Problem requirements: Locate every line below that contains the string "FancyBboxPatch", and copy each of those lines. Case counts.

Stored data:
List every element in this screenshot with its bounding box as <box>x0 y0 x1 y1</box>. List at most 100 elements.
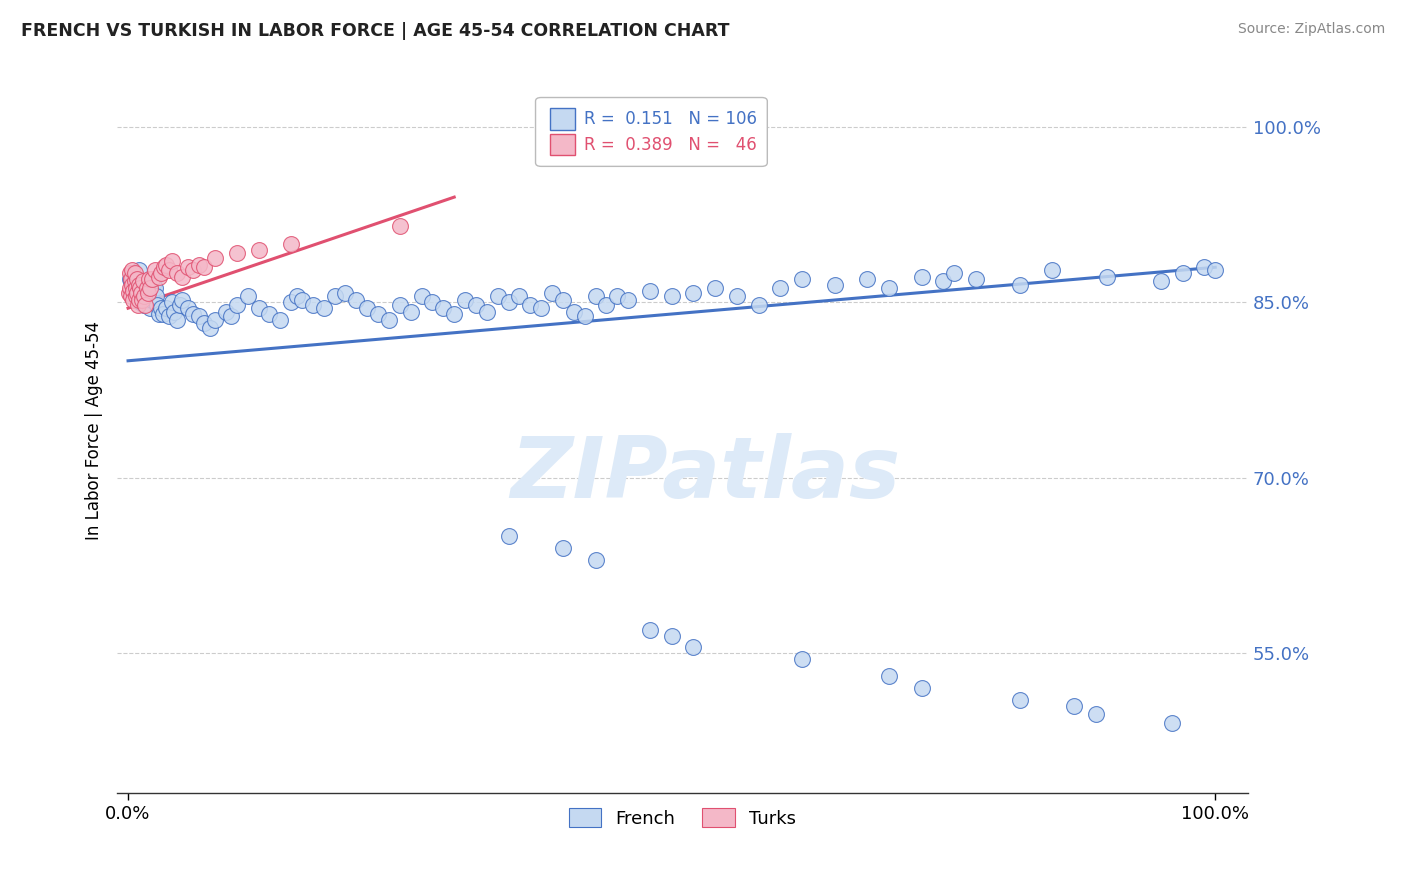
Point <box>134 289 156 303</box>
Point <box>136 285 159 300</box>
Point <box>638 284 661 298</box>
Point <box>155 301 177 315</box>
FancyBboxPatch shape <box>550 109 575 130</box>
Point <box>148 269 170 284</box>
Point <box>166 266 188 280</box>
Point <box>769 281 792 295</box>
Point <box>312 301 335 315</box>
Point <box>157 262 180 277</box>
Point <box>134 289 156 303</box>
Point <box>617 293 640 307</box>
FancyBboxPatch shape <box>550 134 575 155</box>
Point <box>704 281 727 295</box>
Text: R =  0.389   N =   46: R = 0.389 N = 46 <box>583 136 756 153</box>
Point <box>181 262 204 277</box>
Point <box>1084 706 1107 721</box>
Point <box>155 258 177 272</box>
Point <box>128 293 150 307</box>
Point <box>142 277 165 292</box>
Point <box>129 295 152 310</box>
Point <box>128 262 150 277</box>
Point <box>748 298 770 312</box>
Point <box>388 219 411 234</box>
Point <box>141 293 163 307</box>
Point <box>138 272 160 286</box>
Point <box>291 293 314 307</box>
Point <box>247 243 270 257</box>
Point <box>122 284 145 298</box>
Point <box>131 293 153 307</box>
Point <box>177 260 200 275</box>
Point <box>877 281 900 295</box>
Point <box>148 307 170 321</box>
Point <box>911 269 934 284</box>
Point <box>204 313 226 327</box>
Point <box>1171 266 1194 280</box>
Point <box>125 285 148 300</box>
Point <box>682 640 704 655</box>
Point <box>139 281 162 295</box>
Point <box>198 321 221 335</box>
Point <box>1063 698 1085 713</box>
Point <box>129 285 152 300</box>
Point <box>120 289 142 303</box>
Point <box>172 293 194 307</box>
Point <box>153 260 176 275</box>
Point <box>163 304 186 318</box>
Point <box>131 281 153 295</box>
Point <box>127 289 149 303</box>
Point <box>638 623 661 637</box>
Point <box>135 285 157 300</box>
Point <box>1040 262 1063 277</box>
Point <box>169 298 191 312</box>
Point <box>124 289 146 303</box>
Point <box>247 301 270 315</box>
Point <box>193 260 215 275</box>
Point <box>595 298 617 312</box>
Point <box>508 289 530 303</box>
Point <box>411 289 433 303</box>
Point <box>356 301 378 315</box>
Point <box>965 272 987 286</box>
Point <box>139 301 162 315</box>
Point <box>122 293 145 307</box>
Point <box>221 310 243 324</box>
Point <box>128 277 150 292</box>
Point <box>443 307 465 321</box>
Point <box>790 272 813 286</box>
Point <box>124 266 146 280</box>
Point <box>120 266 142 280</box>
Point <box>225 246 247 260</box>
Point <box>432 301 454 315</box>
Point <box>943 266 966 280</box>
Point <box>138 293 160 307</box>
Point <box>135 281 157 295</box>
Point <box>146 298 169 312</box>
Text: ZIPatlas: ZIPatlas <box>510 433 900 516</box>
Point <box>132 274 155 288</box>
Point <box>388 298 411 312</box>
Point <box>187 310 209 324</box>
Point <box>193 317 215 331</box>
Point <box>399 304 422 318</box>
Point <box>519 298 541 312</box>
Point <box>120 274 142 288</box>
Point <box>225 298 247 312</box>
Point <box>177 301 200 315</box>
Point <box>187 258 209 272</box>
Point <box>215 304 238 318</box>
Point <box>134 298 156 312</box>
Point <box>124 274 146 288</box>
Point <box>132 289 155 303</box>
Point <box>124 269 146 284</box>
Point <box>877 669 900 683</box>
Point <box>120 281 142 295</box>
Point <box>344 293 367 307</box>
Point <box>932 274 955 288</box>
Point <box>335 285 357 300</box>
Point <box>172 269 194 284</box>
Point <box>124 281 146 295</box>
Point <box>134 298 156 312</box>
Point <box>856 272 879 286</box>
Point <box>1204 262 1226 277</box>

Result of this exercise:
FancyBboxPatch shape <box>550 109 575 130</box>
FancyBboxPatch shape <box>550 134 575 155</box>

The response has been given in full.